To do - Examine the entries and show every line in which the word "color" is found.

Available records -
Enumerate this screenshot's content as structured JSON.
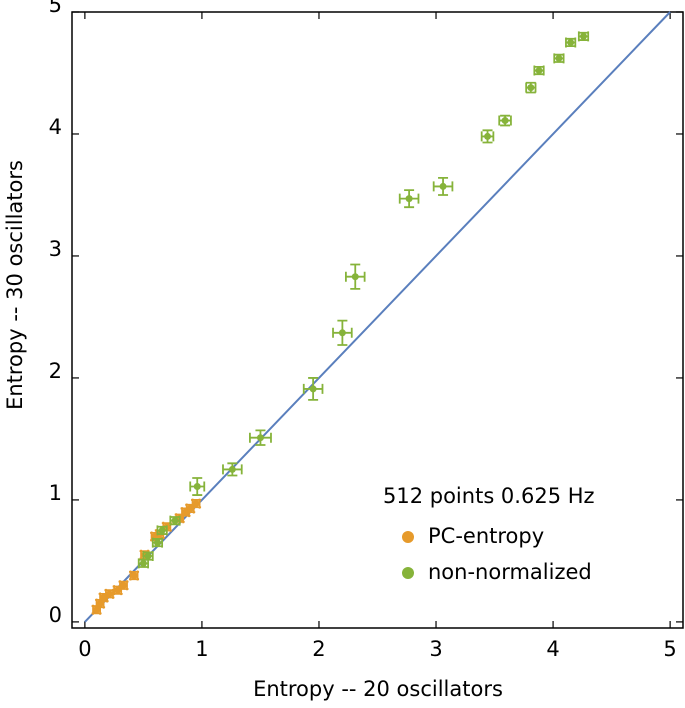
{
  "chart_data": {
    "type": "scatter",
    "xlabel": "Entropy -- 20 oscillators",
    "ylabel": "Entropy -- 30 oscillators",
    "legend_title": "512 points 0.625 Hz",
    "legend": "lower right",
    "xlim": [
      -0.11,
      5.11
    ],
    "ylim": [
      -0.05,
      5
    ],
    "xticks": [
      0,
      1,
      2,
      3,
      4,
      5
    ],
    "yticks": [
      0,
      1,
      2,
      3,
      4,
      5
    ],
    "diagonal": {
      "x": [
        0,
        5
      ],
      "y": [
        0,
        5
      ],
      "color": "#5a7fbd"
    },
    "series": [
      {
        "name": "PC-entropy",
        "color": "#e69a2b",
        "x": [
          0.1,
          0.13,
          0.16,
          0.21,
          0.28,
          0.33,
          0.42,
          0.51,
          0.6,
          0.64,
          0.7,
          0.81,
          0.86,
          0.9,
          0.95
        ],
        "values": [
          0.1,
          0.15,
          0.2,
          0.23,
          0.26,
          0.3,
          0.38,
          0.55,
          0.7,
          0.72,
          0.78,
          0.85,
          0.9,
          0.93,
          0.97
        ],
        "xerr": [
          0.03,
          0.03,
          0.03,
          0.03,
          0.03,
          0.03,
          0.03,
          0.03,
          0.03,
          0.03,
          0.03,
          0.03,
          0.03,
          0.03,
          0.03
        ],
        "yerr": [
          0.03,
          0.03,
          0.03,
          0.03,
          0.03,
          0.03,
          0.03,
          0.03,
          0.03,
          0.03,
          0.03,
          0.03,
          0.03,
          0.03,
          0.03
        ]
      },
      {
        "name": "non-normalized",
        "color": "#86b33a",
        "x": [
          0.5,
          0.54,
          0.62,
          0.66,
          0.77,
          0.96,
          1.26,
          1.5,
          1.95,
          2.2,
          2.31,
          2.77,
          3.06,
          3.44,
          3.59,
          3.81,
          3.88,
          4.05,
          4.15,
          4.26
        ],
        "values": [
          0.48,
          0.54,
          0.65,
          0.75,
          0.83,
          1.11,
          1.25,
          1.51,
          1.91,
          2.37,
          2.83,
          3.47,
          3.57,
          3.98,
          4.11,
          4.38,
          4.52,
          4.62,
          4.75,
          4.8
        ],
        "xerr": [
          0.04,
          0.04,
          0.04,
          0.04,
          0.04,
          0.06,
          0.08,
          0.09,
          0.08,
          0.08,
          0.08,
          0.08,
          0.08,
          0.05,
          0.05,
          0.04,
          0.04,
          0.04,
          0.04,
          0.04
        ],
        "yerr": [
          0.03,
          0.03,
          0.03,
          0.03,
          0.03,
          0.07,
          0.05,
          0.06,
          0.09,
          0.1,
          0.1,
          0.07,
          0.07,
          0.05,
          0.04,
          0.04,
          0.03,
          0.03,
          0.03,
          0.03
        ]
      }
    ]
  }
}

The output -
      "color": "#5a7fbd"
        "color": "#e69a2b",
        "color": "#86b33a",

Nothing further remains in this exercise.